## Working data
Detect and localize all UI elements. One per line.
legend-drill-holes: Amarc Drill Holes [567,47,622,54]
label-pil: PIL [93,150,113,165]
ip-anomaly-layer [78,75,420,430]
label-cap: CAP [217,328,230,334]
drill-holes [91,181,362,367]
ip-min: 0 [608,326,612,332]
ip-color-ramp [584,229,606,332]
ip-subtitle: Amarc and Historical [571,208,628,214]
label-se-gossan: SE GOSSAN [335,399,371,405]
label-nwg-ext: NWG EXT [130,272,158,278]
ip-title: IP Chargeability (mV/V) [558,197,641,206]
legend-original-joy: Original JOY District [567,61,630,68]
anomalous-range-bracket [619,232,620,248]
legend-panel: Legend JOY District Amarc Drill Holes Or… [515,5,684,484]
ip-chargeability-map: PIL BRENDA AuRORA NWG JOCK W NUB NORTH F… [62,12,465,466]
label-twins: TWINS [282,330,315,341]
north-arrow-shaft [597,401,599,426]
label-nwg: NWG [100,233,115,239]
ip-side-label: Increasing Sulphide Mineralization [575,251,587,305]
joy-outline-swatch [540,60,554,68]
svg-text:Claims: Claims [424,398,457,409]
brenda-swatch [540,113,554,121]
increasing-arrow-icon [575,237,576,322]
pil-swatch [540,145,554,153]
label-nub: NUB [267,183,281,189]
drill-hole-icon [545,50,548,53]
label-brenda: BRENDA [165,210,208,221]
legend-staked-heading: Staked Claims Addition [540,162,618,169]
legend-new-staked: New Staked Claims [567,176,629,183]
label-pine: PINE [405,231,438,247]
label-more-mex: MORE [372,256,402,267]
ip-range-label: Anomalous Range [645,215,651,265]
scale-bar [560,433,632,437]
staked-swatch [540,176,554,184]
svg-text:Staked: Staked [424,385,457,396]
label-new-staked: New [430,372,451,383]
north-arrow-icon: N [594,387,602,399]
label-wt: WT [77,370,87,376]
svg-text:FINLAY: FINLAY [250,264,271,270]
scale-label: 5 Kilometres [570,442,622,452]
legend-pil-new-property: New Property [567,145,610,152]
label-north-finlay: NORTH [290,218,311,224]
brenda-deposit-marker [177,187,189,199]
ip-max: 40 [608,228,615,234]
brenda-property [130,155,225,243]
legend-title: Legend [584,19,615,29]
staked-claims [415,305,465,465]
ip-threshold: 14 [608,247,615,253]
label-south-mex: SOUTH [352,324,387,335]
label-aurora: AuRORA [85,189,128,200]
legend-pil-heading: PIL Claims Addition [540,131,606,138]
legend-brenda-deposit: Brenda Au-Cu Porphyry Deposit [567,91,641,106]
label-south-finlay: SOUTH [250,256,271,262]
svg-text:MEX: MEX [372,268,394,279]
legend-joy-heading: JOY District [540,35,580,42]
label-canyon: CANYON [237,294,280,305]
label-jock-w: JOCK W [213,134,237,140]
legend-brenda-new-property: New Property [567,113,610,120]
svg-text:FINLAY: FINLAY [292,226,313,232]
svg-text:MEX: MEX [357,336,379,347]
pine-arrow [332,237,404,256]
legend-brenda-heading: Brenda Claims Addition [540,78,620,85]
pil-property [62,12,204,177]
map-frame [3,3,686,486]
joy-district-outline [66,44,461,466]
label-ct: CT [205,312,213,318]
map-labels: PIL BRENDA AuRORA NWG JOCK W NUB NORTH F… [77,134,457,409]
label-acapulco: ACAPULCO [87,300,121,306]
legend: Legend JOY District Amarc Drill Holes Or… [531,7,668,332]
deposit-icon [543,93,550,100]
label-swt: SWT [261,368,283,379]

## Stated exercise
Can you echo back all of the lines above word for word, in their original order?

## Full answer
Detect and localize all UI elements. One per line.
legend-drill-holes: Amarc Drill Holes [567,47,622,54]
label-pil: PIL [93,150,113,165]
ip-anomaly-layer [78,75,420,430]
label-cap: CAP [217,328,230,334]
drill-holes [91,181,362,367]
ip-min: 0 [608,326,612,332]
ip-color-ramp [584,229,606,332]
ip-subtitle: Amarc and Historical [571,208,628,214]
label-se-gossan: SE GOSSAN [335,399,371,405]
label-nwg-ext: NWG EXT [130,272,158,278]
ip-title: IP Chargeability (mV/V) [558,197,641,206]
legend-original-joy: Original JOY District [567,61,630,68]
anomalous-range-bracket [619,232,620,248]
legend-panel: Legend JOY District Amarc Drill Holes Or… [515,5,684,484]
ip-chargeability-map: PIL BRENDA AuRORA NWG JOCK W NUB NORTH F… [62,12,465,466]
label-twins: TWINS [282,330,315,341]
north-arrow-shaft [597,401,599,426]
label-nwg: NWG [100,233,115,239]
ip-side-label: Increasing Sulphide Mineralization [575,251,587,305]
joy-outline-swatch [540,60,554,68]
svg-text:Claims: Claims [424,398,457,409]
brenda-swatch [540,113,554,121]
increasing-arrow-icon [575,237,576,322]
pil-swatch [540,145,554,153]
label-nub: NUB [267,183,281,189]
drill-hole-icon [545,50,548,53]
label-brenda: BRENDA [165,210,208,221]
legend-staked-heading: Staked Claims Addition [540,162,618,169]
legend-new-staked: New Staked Claims [567,176,629,183]
label-pine: PINE [405,231,438,247]
label-more-mex: MORE [372,256,402,267]
ip-range-label: Anomalous Range [645,215,651,265]
scale-bar [560,433,632,437]
staked-swatch [540,176,554,184]
svg-text:Staked: Staked [424,385,457,396]
label-new-staked: New [430,372,451,383]
north-arrow-icon: N [594,387,602,399]
label-wt: WT [77,370,87,376]
svg-text:FINLAY: FINLAY [250,264,271,270]
scale-label: 5 Kilometres [570,442,622,452]
legend-pil-new-property: New Property [567,145,610,152]
label-north-finlay: NORTH [290,218,311,224]
brenda-deposit-marker [177,187,189,199]
ip-max: 40 [608,228,615,234]
brenda-property [130,155,225,243]
legend-title: Legend [584,19,615,29]
staked-claims [415,305,465,465]
ip-threshold: 14 [608,247,615,253]
label-south-mex: SOUTH [352,324,387,335]
label-aurora: AuRORA [85,189,128,200]
legend-pil-heading: PIL Claims Addition [540,131,606,138]
legend-brenda-deposit: Brenda Au-Cu Porphyry Deposit [567,91,641,106]
label-south-finlay: SOUTH [250,256,271,262]
svg-text:MEX: MEX [372,268,394,279]
legend-joy-heading: JOY District [540,35,580,42]
label-canyon: CANYON [237,294,280,305]
label-jock-w: JOCK W [213,134,237,140]
legend-brenda-new-property: New Property [567,113,610,120]
svg-text:FINLAY: FINLAY [292,226,313,232]
svg-text:MEX: MEX [357,336,379,347]
pine-arrow [332,237,404,256]
legend-brenda-heading: Brenda Claims Addition [540,78,620,85]
pil-property [62,12,204,177]
map-frame [3,3,686,486]
joy-district-outline [66,44,461,466]
label-ct: CT [205,312,213,318]
map-labels: PIL BRENDA AuRORA NWG JOCK W NUB NORTH F… [77,134,457,409]
label-acapulco: ACAPULCO [87,300,121,306]
legend: Legend JOY District Amarc Drill Holes Or… [531,7,668,332]
deposit-icon [543,93,550,100]
label-swt: SWT [261,368,283,379]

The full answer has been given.